■ **Brief**
Answer with one number: the count of lines in the listing below that hold the word "LOUNGE".

Data records

• • • • • • •

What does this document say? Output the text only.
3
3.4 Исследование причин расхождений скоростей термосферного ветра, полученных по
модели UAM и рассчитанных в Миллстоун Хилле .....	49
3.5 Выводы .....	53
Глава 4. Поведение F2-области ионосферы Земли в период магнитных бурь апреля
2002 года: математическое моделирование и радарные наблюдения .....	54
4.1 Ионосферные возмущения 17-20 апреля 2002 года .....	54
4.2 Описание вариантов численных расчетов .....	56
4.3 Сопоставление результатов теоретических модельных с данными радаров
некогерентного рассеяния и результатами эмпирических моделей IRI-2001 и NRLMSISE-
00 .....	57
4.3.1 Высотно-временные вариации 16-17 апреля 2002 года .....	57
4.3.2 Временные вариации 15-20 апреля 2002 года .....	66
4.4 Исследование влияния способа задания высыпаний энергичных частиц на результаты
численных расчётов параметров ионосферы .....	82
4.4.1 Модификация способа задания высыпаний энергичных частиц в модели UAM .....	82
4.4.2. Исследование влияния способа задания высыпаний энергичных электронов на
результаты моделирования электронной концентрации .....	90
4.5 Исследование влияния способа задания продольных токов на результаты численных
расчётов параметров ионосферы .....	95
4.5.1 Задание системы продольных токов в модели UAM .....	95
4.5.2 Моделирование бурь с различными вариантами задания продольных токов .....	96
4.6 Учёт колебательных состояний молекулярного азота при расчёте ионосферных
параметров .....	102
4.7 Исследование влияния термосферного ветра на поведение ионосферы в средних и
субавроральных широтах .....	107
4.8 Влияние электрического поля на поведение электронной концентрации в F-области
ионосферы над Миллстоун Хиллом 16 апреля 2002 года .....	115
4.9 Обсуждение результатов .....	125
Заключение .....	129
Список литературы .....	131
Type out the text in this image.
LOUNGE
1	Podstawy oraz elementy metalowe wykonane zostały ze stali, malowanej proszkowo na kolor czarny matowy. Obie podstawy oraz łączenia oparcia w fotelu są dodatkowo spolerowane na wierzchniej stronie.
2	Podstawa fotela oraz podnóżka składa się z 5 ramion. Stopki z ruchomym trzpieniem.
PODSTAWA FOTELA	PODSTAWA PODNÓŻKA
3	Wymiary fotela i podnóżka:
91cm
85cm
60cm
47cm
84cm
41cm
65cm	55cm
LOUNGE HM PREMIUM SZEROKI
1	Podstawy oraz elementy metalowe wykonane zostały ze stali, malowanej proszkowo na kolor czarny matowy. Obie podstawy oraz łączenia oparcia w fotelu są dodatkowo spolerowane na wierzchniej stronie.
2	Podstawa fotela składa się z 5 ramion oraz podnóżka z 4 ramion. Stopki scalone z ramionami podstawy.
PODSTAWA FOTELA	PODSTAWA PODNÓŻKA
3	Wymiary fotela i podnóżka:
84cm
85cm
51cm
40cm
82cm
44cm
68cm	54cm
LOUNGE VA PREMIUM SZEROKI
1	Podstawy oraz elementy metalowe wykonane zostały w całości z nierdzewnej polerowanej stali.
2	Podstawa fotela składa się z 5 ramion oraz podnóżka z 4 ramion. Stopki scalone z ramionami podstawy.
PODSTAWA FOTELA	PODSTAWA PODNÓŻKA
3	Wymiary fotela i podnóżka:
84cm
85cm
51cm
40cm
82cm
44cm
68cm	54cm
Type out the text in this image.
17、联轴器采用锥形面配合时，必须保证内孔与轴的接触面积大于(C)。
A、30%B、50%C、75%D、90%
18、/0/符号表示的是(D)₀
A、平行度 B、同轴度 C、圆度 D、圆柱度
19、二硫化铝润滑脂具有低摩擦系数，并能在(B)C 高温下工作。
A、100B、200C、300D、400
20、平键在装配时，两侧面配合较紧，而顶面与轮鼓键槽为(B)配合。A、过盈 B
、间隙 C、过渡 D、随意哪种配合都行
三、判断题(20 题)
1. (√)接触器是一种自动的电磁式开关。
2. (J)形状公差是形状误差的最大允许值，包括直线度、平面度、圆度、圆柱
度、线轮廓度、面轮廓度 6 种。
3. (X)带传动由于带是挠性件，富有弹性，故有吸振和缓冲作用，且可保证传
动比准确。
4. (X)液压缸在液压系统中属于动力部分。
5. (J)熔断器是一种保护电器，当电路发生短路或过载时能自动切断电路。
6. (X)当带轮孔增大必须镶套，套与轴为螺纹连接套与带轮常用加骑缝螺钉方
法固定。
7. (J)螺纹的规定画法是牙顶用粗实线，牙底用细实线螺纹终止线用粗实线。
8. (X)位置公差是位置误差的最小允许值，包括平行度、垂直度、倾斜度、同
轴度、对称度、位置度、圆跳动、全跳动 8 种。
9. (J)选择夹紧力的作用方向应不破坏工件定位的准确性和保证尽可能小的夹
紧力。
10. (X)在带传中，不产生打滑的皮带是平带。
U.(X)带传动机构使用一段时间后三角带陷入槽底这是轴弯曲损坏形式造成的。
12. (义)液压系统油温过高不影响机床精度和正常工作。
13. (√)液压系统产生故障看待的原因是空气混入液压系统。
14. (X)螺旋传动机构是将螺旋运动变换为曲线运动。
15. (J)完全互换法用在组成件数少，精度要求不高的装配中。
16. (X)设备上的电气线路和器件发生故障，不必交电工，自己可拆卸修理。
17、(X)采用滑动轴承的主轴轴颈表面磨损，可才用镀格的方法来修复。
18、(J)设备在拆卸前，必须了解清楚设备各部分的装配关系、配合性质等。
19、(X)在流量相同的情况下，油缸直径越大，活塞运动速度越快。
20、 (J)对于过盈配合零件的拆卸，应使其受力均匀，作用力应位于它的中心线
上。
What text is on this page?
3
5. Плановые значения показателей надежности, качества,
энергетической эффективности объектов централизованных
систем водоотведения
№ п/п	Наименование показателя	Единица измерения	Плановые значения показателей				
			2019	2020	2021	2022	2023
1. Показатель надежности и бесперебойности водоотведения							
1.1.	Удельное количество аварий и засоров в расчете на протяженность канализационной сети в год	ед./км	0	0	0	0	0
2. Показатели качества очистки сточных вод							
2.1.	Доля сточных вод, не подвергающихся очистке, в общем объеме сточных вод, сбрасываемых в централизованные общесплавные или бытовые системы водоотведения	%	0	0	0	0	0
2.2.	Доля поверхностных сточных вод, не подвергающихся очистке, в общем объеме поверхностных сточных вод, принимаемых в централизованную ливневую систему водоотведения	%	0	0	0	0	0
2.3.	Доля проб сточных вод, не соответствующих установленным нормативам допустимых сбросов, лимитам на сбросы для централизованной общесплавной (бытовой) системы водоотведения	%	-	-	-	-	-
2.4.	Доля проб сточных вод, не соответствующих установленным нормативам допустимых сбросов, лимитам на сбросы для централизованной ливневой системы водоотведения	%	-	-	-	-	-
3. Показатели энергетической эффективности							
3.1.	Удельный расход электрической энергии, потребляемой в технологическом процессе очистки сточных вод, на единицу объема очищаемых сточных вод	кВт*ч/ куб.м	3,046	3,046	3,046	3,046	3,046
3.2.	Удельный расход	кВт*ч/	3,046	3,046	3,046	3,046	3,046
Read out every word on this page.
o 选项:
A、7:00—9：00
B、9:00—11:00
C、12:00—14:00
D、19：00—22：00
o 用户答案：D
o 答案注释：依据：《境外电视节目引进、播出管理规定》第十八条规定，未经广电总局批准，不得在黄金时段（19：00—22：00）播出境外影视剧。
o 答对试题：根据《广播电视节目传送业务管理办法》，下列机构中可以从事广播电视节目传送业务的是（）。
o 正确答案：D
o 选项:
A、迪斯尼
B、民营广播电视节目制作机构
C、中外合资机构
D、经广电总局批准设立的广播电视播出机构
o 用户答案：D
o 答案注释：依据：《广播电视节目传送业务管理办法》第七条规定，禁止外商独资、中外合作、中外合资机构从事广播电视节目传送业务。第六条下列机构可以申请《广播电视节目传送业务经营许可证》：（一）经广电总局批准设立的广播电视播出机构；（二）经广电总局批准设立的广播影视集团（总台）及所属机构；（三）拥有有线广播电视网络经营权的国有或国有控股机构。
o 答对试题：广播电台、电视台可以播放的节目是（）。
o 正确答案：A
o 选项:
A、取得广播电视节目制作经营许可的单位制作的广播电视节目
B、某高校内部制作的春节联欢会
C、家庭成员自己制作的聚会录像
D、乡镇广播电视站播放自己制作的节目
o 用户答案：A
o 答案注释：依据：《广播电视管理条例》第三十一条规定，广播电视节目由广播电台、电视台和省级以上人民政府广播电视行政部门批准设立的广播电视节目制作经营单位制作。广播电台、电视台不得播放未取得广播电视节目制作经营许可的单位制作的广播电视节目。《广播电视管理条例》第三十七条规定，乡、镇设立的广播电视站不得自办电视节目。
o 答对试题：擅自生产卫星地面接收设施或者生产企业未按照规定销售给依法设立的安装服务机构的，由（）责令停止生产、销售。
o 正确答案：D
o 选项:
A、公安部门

• • • • • • •

■ **Worked solution**
3